* Work to be completed
What follows is a set of records; restate each one word for word and drop the pictures.

* Extracted data
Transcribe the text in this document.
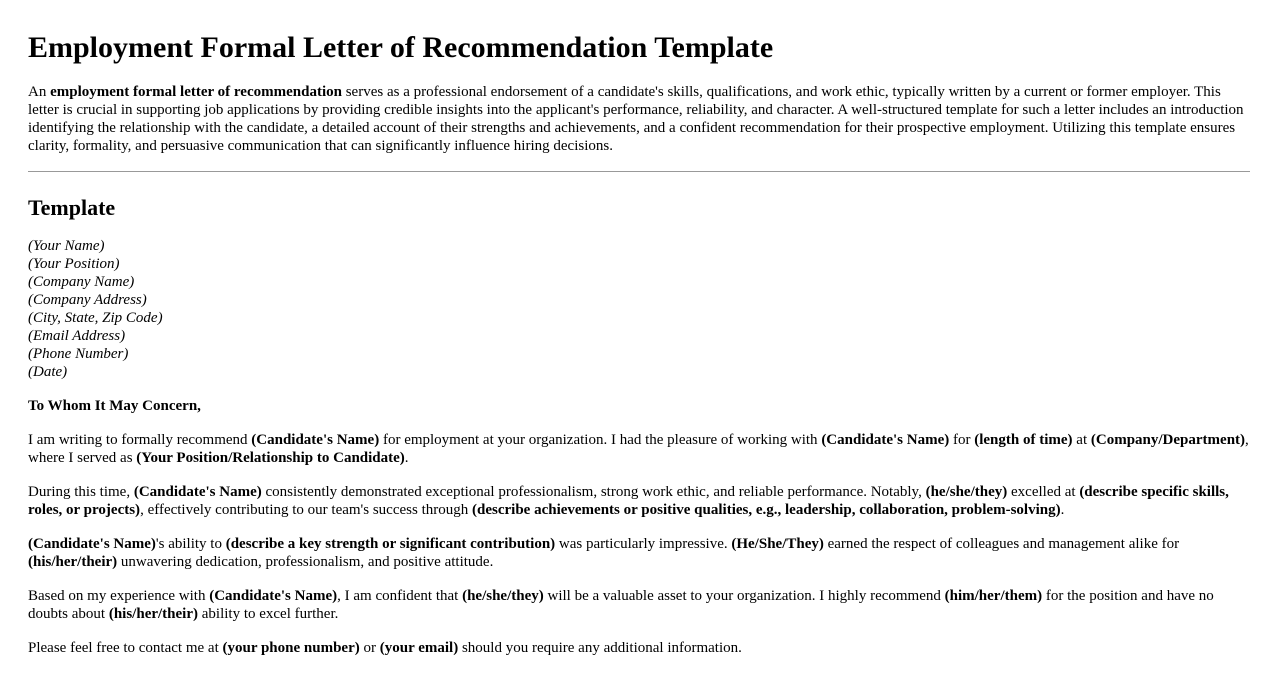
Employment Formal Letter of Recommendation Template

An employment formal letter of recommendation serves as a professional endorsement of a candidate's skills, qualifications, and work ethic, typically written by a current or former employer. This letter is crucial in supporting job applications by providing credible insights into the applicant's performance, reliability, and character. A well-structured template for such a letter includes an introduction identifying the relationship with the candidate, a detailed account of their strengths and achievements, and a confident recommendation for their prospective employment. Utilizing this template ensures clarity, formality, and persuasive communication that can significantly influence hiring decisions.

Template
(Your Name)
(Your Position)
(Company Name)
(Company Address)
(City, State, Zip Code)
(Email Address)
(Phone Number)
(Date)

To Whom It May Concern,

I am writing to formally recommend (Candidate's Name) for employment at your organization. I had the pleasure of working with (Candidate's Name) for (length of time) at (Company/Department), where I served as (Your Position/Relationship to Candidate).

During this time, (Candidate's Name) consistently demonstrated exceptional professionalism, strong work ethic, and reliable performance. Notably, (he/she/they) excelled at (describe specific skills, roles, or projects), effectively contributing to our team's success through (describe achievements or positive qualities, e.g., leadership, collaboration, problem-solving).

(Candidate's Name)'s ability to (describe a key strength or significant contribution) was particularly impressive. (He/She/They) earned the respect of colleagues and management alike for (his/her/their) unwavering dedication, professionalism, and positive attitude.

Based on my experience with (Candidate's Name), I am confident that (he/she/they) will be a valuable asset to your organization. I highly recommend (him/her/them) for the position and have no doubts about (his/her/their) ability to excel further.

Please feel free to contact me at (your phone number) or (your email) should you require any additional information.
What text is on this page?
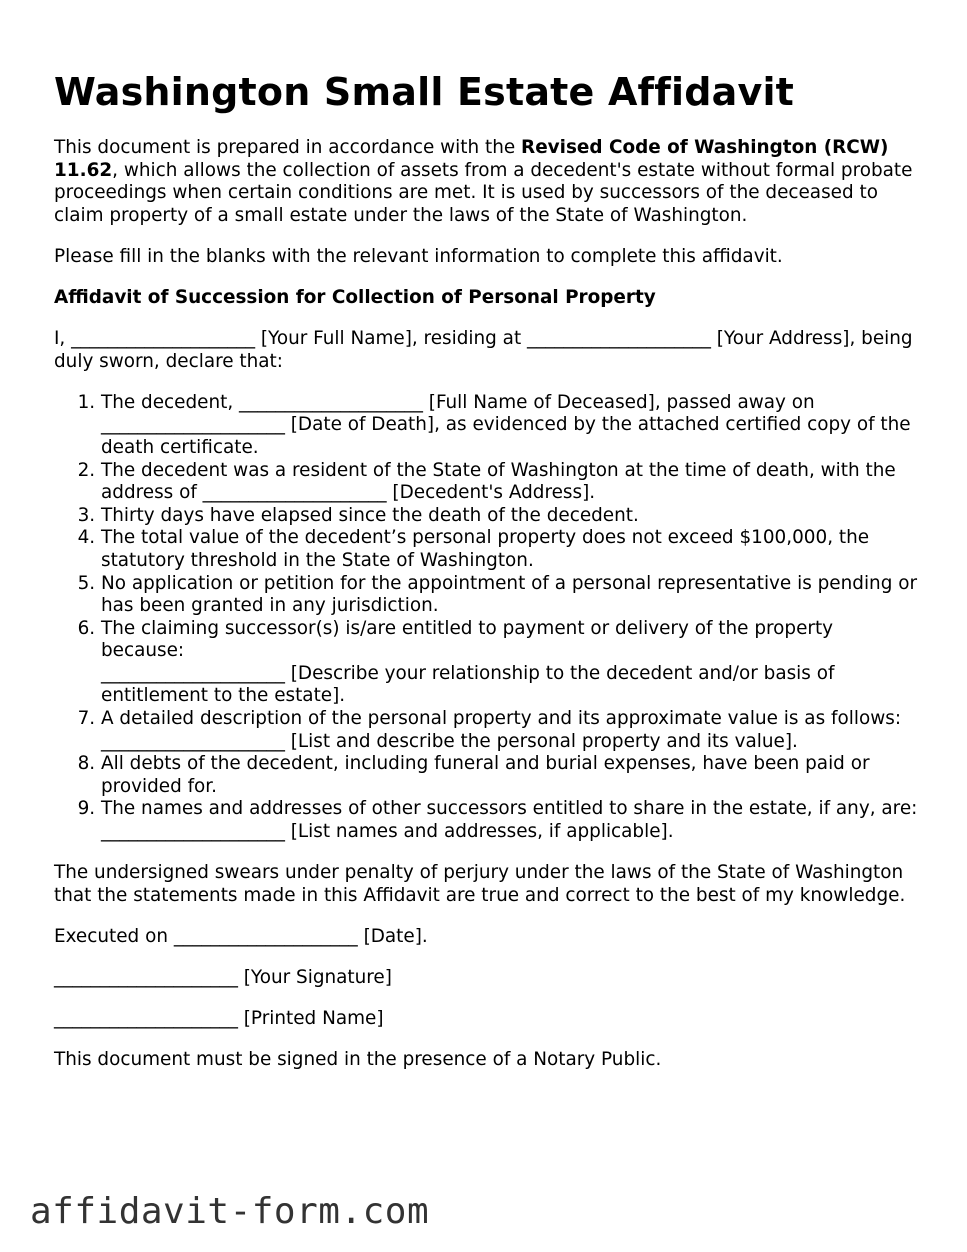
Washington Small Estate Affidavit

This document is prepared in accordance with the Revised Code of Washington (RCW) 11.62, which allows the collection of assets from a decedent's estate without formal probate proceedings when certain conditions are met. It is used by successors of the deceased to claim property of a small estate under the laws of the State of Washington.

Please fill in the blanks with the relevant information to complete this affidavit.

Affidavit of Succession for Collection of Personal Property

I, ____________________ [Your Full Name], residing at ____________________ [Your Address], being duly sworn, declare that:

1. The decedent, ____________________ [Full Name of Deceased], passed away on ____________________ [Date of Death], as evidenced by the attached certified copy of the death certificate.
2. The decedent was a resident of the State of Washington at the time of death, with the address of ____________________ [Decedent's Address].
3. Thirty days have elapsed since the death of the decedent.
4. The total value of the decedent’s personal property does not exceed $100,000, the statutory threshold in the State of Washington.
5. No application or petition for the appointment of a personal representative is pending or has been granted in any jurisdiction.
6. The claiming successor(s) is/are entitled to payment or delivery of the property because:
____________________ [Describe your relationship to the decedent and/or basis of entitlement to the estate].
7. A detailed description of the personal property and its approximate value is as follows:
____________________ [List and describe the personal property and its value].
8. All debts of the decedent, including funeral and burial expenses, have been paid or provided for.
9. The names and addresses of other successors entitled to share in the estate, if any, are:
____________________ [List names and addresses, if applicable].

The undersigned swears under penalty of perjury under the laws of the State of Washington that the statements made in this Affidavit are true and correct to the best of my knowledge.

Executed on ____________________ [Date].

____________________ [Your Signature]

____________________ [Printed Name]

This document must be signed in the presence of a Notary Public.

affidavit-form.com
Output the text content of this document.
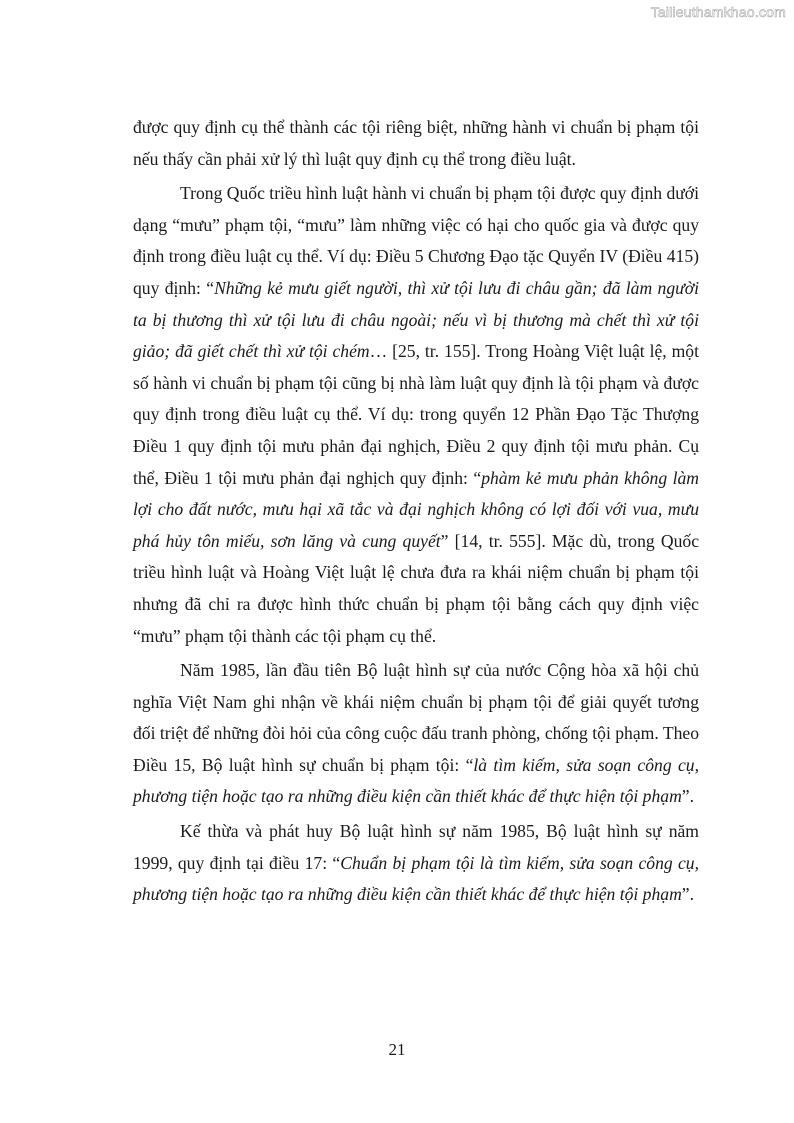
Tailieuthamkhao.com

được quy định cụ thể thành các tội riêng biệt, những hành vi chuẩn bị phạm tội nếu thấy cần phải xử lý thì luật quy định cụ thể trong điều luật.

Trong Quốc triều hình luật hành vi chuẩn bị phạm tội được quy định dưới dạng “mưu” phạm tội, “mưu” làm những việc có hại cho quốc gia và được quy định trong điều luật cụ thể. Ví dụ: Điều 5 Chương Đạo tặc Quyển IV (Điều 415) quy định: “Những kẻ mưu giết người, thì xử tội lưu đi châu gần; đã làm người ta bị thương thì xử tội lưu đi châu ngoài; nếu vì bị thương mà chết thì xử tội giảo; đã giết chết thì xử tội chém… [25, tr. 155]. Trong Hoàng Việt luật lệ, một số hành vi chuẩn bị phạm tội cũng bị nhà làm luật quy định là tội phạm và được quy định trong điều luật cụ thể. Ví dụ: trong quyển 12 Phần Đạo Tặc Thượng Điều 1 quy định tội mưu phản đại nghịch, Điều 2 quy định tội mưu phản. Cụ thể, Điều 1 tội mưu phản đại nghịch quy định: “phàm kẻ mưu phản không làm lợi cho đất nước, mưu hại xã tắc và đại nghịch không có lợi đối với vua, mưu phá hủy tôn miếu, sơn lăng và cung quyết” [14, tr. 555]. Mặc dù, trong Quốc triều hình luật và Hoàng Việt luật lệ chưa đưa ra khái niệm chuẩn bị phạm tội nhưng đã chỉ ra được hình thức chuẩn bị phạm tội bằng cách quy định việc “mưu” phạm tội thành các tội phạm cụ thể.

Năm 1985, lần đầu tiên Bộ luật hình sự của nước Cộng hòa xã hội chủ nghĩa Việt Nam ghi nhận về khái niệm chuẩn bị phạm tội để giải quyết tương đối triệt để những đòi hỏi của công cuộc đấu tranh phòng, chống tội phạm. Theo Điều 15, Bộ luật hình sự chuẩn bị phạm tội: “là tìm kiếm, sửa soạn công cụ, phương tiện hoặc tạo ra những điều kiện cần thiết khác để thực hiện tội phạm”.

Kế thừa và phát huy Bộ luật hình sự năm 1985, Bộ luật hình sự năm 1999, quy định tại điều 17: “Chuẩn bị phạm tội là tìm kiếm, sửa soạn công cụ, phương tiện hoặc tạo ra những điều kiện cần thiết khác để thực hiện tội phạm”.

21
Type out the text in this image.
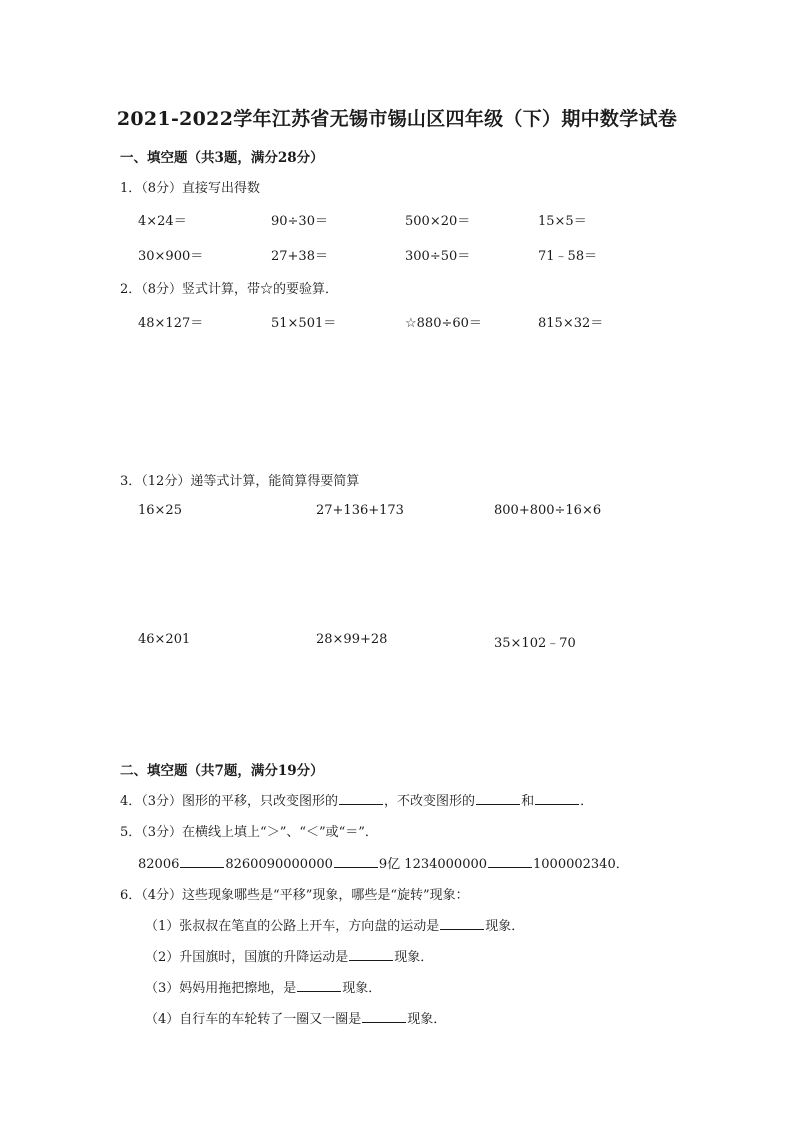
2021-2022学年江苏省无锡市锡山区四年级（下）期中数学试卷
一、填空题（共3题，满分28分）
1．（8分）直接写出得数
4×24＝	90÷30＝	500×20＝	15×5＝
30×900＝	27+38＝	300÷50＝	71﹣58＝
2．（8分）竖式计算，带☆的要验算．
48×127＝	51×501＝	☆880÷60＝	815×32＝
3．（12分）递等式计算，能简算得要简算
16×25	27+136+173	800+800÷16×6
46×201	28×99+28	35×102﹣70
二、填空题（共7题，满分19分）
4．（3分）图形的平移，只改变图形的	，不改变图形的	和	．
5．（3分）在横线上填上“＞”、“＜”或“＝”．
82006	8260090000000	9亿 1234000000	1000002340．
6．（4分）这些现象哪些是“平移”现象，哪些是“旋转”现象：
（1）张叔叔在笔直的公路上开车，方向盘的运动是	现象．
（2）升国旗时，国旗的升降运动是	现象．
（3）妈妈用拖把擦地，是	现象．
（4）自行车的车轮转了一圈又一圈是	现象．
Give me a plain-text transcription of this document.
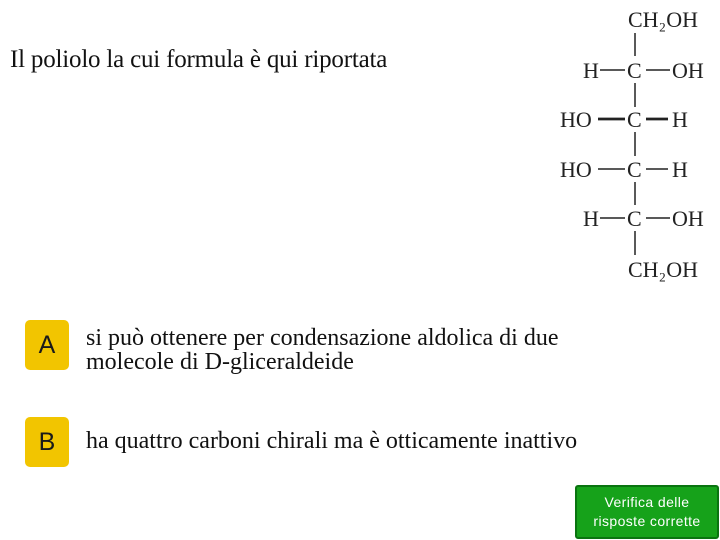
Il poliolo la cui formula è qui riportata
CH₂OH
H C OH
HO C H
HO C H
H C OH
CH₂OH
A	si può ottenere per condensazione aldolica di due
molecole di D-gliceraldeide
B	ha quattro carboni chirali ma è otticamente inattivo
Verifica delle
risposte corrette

* Solution for this exercise
Transcribe the text in this document.
Employment Formal Letter of Recommendation Template

An employment formal letter of recommendation serves as a professional endorsement of a candidate's skills, qualifications, and work ethic, typically written by a current or former employer. This letter is crucial in supporting job applications by providing credible insights into the applicant's performance, reliability, and character. A well-structured template for such a letter includes an introduction identifying the relationship with the candidate, a detailed account of their strengths and achievements, and a confident recommendation for their prospective employment. Utilizing this template ensures clarity, formality, and persuasive communication that can significantly influence hiring decisions.

Template
(Your Name)
(Your Position)
(Company Name)
(Company Address)
(City, State, Zip Code)
(Email Address)
(Phone Number)
(Date)

To Whom It May Concern,

I am writing to formally recommend (Candidate's Name) for employment at your organization. I had the pleasure of working with (Candidate's Name) for (length of time) at (Company/Department), where I served as (Your Position/Relationship to Candidate).

During this time, (Candidate's Name) consistently demonstrated exceptional professionalism, strong work ethic, and reliable performance. Notably, (he/she/they) excelled at (describe specific skills, roles, or projects), effectively contributing to our team's success through (describe achievements or positive qualities, e.g., leadership, collaboration, problem-solving).

(Candidate's Name)'s ability to (describe a key strength or significant contribution) was particularly impressive. (He/She/They) earned the respect of colleagues and management alike for (his/her/their) unwavering dedication, professionalism, and positive attitude.

Based on my experience with (Candidate's Name), I am confident that (he/she/they) will be a valuable asset to your organization. I highly recommend (him/her/them) for the position and have no doubts about (his/her/their) ability to excel further.

Please feel free to contact me at (your phone number) or (your email) should you require any additional information.
What text is on this page?
Washington Small Estate Affidavit

This document is prepared in accordance with the Revised Code of Washington (RCW) 11.62, which allows the collection of assets from a decedent's estate without formal probate proceedings when certain conditions are met. It is used by successors of the deceased to claim property of a small estate under the laws of the State of Washington.

Please fill in the blanks with the relevant information to complete this affidavit.

Affidavit of Succession for Collection of Personal Property

I, ____________________ [Your Full Name], residing at ____________________ [Your Address], being duly sworn, declare that:

1. The decedent, ____________________ [Full Name of Deceased], passed away on ____________________ [Date of Death], as evidenced by the attached certified copy of the death certificate.
2. The decedent was a resident of the State of Washington at the time of death, with the address of ____________________ [Decedent's Address].
3. Thirty days have elapsed since the death of the decedent.
4. The total value of the decedent’s personal property does not exceed $100,000, the statutory threshold in the State of Washington.
5. No application or petition for the appointment of a personal representative is pending or has been granted in any jurisdiction.
6. The claiming successor(s) is/are entitled to payment or delivery of the property because:
____________________ [Describe your relationship to the decedent and/or basis of entitlement to the estate].
7. A detailed description of the personal property and its approximate value is as follows:
____________________ [List and describe the personal property and its value].
8. All debts of the decedent, including funeral and burial expenses, have been paid or provided for.
9. The names and addresses of other successors entitled to share in the estate, if any, are:
____________________ [List names and addresses, if applicable].

The undersigned swears under penalty of perjury under the laws of the State of Washington that the statements made in this Affidavit are true and correct to the best of my knowledge.

Executed on ____________________ [Date].

____________________ [Your Signature]

____________________ [Printed Name]

This document must be signed in the presence of a Notary Public.

affidavit-form.com
Output the text content of this document.
Tailieuthamkhao.com

được quy định cụ thể thành các tội riêng biệt, những hành vi chuẩn bị phạm tội nếu thấy cần phải xử lý thì luật quy định cụ thể trong điều luật.

Trong Quốc triều hình luật hành vi chuẩn bị phạm tội được quy định dưới dạng “mưu” phạm tội, “mưu” làm những việc có hại cho quốc gia và được quy định trong điều luật cụ thể. Ví dụ: Điều 5 Chương Đạo tặc Quyển IV (Điều 415) quy định: “Những kẻ mưu giết người, thì xử tội lưu đi châu gần; đã làm người ta bị thương thì xử tội lưu đi châu ngoài; nếu vì bị thương mà chết thì xử tội giảo; đã giết chết thì xử tội chém… [25, tr. 155]. Trong Hoàng Việt luật lệ, một số hành vi chuẩn bị phạm tội cũng bị nhà làm luật quy định là tội phạm và được quy định trong điều luật cụ thể. Ví dụ: trong quyển 12 Phần Đạo Tặc Thượng Điều 1 quy định tội mưu phản đại nghịch, Điều 2 quy định tội mưu phản. Cụ thể, Điều 1 tội mưu phản đại nghịch quy định: “phàm kẻ mưu phản không làm lợi cho đất nước, mưu hại xã tắc và đại nghịch không có lợi đối với vua, mưu phá hủy tôn miếu, sơn lăng và cung quyết” [14, tr. 555]. Mặc dù, trong Quốc triều hình luật và Hoàng Việt luật lệ chưa đưa ra khái niệm chuẩn bị phạm tội nhưng đã chỉ ra được hình thức chuẩn bị phạm tội bằng cách quy định việc “mưu” phạm tội thành các tội phạm cụ thể.

Năm 1985, lần đầu tiên Bộ luật hình sự của nước Cộng hòa xã hội chủ nghĩa Việt Nam ghi nhận về khái niệm chuẩn bị phạm tội để giải quyết tương đối triệt để những đòi hỏi của công cuộc đấu tranh phòng, chống tội phạm. Theo Điều 15, Bộ luật hình sự chuẩn bị phạm tội: “là tìm kiếm, sửa soạn công cụ, phương tiện hoặc tạo ra những điều kiện cần thiết khác để thực hiện tội phạm”.

Kế thừa và phát huy Bộ luật hình sự năm 1985, Bộ luật hình sự năm 1999, quy định tại điều 17: “Chuẩn bị phạm tội là tìm kiếm, sửa soạn công cụ, phương tiện hoặc tạo ra những điều kiện cần thiết khác để thực hiện tội phạm”.

21
Type out the text in this image.
2021-2022学年江苏省无锡市锡山区四年级（下）期中数学试卷
一、填空题（共3题，满分28分）
1．（8分）直接写出得数
4×24＝	90÷30＝	500×20＝	15×5＝
30×900＝	27+38＝	300÷50＝	71﹣58＝
2．（8分）竖式计算，带☆的要验算．
48×127＝	51×501＝	☆880÷60＝	815×32＝
3．（12分）递等式计算，能简算得要简算
16×25	27+136+173	800+800÷16×6
46×201	28×99+28	35×102﹣70
二、填空题（共7题，满分19分）
4．（3分）图形的平移，只改变图形的	，不改变图形的	和	．
5．（3分）在横线上填上“＞”、“＜”或“＝”．
82006	8260090000000	9亿 1234000000	1000002340．
6．（4分）这些现象哪些是“平移”现象，哪些是“旋转”现象：
（1）张叔叔在笔直的公路上开车，方向盘的运动是	现象．
（2）升国旗时，国旗的升降运动是	现象．
（3）妈妈用拖把擦地，是	现象．
（4）自行车的车轮转了一圈又一圈是	现象．
Give me a plain-text transcription of this document.
Il poliolo la cui formula è qui riportata
CH₂OH
H C OH
HO C H
HO C H
H C OH
CH₂OH
A	si può ottenere per condensazione aldolica di due
molecole di D-gliceraldeide
B	ha quattro carboni chirali ma è otticamente inattivo
Verifica delle
risposte corrette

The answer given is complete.